• PASSAGE:
= Beginning of Section =

Talking about the possible 2012 consciousness shift led Akira to point out that each generation's perceptions of the world are different from their parents'. Morrison dubbed the current age as one where the "world of magic" had taken over.

"Stuff that was once esoteric knowledge and you had to find out it somewhere in a tome...it's become so ubiquitous we can hardly see it anymore," Morrison said. This concept was something he encouraged the audience to run with, to continue to get ideas and magic out there in their own way, like he had by putting it in his comics.

"Children are already becoming magicians, they've got technology that allows them to become magicians in ways none of us could have done before," Morrison added.

As for his December 21 plans, Morrison joked, "I'll be shifting the fuck out of my consciousness."

The next fan asked about the evolution of the relationships of the characters in "The Invisibles" as they moved from secret society to a much more human and flexible group of friends.

"The thing that makes 'The Invisibles' strong and real is that I was actually subjecting my own viewpoint to complete corrosive destruction. I went into that series thinking, 'It's good versus evil versus nasty, unpleasant controllers,' but the more I got to the end, the more I couldn't deny I could find all the same fascistic elements in myself...so I had to stretch my boundaries and think, why did they do that?" Morrison said. Because of this, he felt his antagonists and characters in "The Invisibles" couldn't remain the bad guys, leading him to shift them into becoming more three-dimensional characters.

Another fan asked about Morrison's childhood as the son of a militant anti-nuclear protestor. Morrison told his listeners that his father would often take him to protests and break-ins and was threatened by the government over his activities. His father's pictures of one of the nuclear bunkers he broke into, which showed mechanical pencil sharpeners in every room of an emergency fall-out shelter, struck Morrison as especially poignant.

"There is no chance the bomb could ever be stopped by anyone, and yet there were the pencil sharpeners lined up for the end of everything," Morrison said.

= End of Section =

• DATA EXTRACTS:
= Beginning of Section =

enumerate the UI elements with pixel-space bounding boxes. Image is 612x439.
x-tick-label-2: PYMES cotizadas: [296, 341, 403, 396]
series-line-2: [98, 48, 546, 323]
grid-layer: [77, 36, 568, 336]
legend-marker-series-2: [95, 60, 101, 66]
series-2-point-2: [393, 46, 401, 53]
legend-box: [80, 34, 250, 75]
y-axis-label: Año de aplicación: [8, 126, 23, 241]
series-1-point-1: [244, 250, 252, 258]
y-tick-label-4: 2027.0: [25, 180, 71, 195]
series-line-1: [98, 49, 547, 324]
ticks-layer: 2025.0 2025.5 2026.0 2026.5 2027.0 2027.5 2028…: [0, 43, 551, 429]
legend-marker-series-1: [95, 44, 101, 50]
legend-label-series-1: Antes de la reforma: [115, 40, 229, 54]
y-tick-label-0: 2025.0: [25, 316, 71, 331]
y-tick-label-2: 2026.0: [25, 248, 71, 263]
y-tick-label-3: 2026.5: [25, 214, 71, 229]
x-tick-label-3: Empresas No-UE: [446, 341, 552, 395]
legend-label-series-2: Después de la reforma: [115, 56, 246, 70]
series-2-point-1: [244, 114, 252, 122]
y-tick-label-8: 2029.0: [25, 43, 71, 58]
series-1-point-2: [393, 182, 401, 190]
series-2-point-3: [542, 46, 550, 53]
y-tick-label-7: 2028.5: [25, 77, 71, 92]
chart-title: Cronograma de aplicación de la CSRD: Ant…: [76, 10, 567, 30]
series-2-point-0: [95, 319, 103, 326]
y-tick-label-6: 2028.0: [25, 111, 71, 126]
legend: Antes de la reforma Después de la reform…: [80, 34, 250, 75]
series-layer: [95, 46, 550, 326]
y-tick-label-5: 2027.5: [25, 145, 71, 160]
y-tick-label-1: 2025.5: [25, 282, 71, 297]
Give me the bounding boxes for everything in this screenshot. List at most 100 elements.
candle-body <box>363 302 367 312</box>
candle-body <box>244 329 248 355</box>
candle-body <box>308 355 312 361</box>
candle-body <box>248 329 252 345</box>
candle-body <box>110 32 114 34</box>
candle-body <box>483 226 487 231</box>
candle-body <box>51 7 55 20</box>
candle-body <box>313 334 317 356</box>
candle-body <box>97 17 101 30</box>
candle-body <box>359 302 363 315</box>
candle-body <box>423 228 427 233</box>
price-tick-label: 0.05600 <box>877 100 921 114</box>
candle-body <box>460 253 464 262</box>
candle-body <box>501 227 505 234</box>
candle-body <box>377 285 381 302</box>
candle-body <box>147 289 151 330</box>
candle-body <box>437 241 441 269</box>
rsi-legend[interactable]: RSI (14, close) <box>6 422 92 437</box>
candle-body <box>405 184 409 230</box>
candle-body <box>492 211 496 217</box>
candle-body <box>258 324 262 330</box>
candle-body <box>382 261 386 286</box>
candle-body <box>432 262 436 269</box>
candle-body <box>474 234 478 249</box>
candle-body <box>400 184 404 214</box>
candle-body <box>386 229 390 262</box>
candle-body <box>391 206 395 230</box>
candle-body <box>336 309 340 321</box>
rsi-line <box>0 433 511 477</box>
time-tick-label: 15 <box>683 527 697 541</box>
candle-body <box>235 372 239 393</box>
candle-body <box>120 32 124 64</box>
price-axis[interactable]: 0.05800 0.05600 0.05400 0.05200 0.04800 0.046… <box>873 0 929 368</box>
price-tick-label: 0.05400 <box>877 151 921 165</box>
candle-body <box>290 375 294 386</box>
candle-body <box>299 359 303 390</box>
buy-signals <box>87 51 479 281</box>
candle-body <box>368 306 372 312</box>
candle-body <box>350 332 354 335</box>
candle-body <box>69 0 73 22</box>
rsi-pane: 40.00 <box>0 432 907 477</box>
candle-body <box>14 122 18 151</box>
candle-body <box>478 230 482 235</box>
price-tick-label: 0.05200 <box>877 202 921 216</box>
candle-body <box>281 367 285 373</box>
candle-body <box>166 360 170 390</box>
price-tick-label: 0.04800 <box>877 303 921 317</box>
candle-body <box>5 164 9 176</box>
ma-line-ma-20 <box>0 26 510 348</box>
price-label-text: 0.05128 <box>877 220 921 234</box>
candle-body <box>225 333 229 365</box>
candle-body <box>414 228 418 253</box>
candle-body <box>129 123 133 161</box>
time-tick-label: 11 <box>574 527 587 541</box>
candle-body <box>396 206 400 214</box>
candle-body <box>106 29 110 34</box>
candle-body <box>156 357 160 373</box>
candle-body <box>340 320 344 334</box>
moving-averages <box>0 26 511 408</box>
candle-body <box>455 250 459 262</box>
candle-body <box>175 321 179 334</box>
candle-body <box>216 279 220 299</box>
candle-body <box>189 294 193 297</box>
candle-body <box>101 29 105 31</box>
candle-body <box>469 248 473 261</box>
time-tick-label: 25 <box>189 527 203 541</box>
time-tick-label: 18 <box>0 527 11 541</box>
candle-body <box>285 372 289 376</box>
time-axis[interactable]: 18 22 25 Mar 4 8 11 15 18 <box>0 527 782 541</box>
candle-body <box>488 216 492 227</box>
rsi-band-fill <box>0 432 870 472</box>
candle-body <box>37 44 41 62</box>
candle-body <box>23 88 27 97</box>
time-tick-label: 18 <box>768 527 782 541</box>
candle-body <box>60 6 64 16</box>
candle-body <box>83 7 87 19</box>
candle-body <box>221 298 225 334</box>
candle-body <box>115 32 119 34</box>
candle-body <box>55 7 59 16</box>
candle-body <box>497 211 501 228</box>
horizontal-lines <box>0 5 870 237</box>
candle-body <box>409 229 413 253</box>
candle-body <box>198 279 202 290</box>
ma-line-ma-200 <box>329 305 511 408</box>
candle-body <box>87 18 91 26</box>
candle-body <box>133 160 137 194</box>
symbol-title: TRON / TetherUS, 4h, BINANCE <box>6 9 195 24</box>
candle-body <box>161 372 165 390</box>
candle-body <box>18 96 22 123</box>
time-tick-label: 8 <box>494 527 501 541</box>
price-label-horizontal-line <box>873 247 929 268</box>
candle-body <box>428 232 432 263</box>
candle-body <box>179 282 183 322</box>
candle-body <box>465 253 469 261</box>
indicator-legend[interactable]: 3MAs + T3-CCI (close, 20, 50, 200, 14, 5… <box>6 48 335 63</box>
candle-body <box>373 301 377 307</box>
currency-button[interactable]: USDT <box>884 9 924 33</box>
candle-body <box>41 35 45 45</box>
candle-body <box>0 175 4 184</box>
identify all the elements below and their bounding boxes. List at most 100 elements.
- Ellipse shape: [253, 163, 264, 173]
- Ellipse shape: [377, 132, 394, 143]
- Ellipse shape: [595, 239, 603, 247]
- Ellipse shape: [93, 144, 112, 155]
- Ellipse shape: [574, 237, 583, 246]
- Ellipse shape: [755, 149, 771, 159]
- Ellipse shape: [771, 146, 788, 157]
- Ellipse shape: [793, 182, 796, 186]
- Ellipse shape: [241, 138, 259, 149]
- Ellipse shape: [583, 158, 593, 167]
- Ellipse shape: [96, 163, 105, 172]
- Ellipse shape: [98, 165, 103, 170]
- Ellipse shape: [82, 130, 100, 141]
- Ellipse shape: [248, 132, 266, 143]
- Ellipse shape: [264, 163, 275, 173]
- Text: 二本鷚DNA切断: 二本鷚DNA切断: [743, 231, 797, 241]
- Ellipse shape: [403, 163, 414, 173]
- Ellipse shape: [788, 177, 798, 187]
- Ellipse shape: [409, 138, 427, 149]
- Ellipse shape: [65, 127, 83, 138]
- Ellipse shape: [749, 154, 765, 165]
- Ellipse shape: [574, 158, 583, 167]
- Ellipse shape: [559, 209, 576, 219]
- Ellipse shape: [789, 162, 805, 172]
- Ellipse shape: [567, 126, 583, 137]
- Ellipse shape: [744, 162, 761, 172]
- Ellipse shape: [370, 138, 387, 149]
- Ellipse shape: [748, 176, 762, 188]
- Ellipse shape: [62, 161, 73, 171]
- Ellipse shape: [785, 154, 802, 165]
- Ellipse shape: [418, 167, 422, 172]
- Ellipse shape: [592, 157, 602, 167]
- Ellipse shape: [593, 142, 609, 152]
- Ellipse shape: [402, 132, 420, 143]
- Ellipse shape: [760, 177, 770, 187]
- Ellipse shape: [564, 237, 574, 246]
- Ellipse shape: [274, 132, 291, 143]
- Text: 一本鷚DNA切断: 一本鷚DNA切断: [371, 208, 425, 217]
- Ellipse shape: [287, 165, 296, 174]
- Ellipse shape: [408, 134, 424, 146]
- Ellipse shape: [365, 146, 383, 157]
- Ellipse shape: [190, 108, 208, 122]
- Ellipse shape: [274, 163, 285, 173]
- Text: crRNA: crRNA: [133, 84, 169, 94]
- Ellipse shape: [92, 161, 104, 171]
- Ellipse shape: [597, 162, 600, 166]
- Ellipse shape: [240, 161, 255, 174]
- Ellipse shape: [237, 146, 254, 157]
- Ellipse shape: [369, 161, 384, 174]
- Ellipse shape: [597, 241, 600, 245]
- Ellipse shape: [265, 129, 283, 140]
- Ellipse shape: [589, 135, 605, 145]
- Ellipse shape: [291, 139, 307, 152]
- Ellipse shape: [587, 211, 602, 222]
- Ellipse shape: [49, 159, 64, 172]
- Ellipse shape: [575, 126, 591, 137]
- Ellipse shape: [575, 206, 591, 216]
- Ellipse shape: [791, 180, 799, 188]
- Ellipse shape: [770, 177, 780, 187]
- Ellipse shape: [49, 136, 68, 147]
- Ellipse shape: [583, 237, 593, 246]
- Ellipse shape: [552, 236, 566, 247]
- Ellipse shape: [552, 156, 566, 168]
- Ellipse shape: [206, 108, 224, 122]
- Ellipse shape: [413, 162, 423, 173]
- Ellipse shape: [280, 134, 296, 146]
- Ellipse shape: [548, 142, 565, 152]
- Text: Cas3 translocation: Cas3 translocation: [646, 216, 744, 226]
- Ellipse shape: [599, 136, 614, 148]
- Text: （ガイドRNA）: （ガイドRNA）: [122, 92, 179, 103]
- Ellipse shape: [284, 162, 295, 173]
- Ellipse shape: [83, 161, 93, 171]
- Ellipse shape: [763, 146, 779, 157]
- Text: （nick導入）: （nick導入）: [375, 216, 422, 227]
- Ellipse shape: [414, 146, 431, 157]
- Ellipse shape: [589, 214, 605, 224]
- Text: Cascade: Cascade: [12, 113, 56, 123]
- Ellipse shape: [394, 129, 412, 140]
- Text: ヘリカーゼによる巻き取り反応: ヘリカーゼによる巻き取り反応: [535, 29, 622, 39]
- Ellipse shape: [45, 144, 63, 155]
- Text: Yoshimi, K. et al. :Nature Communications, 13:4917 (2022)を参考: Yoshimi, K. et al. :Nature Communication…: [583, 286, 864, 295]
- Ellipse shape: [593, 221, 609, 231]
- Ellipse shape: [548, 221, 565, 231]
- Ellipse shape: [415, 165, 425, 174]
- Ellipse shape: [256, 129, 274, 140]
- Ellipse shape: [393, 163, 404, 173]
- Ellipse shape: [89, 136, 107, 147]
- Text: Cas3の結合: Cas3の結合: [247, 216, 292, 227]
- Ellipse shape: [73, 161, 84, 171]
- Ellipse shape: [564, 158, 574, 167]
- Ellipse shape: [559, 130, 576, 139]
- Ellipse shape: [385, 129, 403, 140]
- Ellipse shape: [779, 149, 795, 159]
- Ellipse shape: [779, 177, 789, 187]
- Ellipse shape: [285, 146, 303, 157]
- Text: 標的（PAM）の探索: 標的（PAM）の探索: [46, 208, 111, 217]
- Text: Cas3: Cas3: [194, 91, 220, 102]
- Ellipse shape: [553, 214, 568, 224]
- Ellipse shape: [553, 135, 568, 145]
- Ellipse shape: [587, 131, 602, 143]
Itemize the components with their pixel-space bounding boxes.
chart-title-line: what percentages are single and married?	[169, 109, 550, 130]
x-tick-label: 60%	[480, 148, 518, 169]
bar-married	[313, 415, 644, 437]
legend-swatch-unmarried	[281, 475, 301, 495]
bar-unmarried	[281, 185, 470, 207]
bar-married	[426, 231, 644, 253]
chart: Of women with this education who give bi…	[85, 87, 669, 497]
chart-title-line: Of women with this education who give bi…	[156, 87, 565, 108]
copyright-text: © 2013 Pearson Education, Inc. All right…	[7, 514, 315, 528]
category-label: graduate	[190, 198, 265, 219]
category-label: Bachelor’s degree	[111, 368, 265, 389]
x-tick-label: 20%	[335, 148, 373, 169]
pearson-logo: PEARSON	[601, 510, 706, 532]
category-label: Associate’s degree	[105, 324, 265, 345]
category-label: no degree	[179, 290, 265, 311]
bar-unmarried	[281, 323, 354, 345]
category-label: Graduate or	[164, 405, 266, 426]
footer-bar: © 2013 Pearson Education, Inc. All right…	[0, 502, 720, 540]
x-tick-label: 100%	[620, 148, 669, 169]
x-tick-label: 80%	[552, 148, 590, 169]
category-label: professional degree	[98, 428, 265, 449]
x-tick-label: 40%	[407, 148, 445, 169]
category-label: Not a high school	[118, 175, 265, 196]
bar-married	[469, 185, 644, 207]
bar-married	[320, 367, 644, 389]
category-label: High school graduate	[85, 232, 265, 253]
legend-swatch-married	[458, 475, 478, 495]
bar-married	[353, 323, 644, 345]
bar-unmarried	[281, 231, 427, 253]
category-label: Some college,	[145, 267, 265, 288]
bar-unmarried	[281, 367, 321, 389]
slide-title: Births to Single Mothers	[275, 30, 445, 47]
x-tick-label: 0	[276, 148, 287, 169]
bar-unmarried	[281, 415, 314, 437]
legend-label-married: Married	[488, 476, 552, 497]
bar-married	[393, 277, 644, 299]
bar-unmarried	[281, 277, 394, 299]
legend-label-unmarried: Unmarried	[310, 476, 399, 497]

= End of Section =

• REQUIREMENT:
Copy out the whole passage about Morrison's answers to fans, word for word and unchanged.

• SOLUTION FOR THIS EXERCISE:
Talking about the possible 2012 consciousness shift led Akira to point out that each generation's perceptions of the world are different from their parents'. Morrison dubbed the current age as one where the "world of magic" had taken over.

"Stuff that was once esoteric knowledge and you had to find out it somewhere in a tome...it's become so ubiquitous we can hardly see it anymore," Morrison said. This concept was something he encouraged the audience to run with, to continue to get ideas and magic out there in their own way, like he had by putting it in his comics.

"Children are already becoming magicians, they've got technology that allows them to become magicians in ways none of us could have done before," Morrison added.

As for his December 21 plans, Morrison joked, "I'll be shifting the fuck out of my consciousness."

The next fan asked about the evolution of the relationships of the characters in "The Invisibles" as they moved from secret society to a much more human and flexible group of friends.

"The thing that makes 'The Invisibles' strong and real is that I was actually subjecting my own viewpoint to complete corrosive destruction. I went into that series thinking, 'It's good versus evil versus nasty, unpleasant controllers,' but the more I got to the end, the more I couldn't deny I could find all the same fascistic elements in myself...so I had to stretch my boundaries and think, why did they do that?" Morrison said. Because of this, he felt his antagonists and characters in "The Invisibles" couldn't remain the bad guys, leading him to shift them into becoming more three-dimensional characters.

Another fan asked about Morrison's childhood as the son of a militant anti-nuclear protestor. Morrison told his listeners that his father would often take him to protests and break-ins and was threatened by the government over his activities. His father's pictures of one of the nuclear bunkers he broke into, which showed mechanical pencil sharpeners in every room of an emergency fall-out shelter, struck Morrison as especially poignant.

"There is no chance the bomb could ever be stopped by anyone, and yet there were the pencil sharpeners lined up for the end of everything," Morrison said.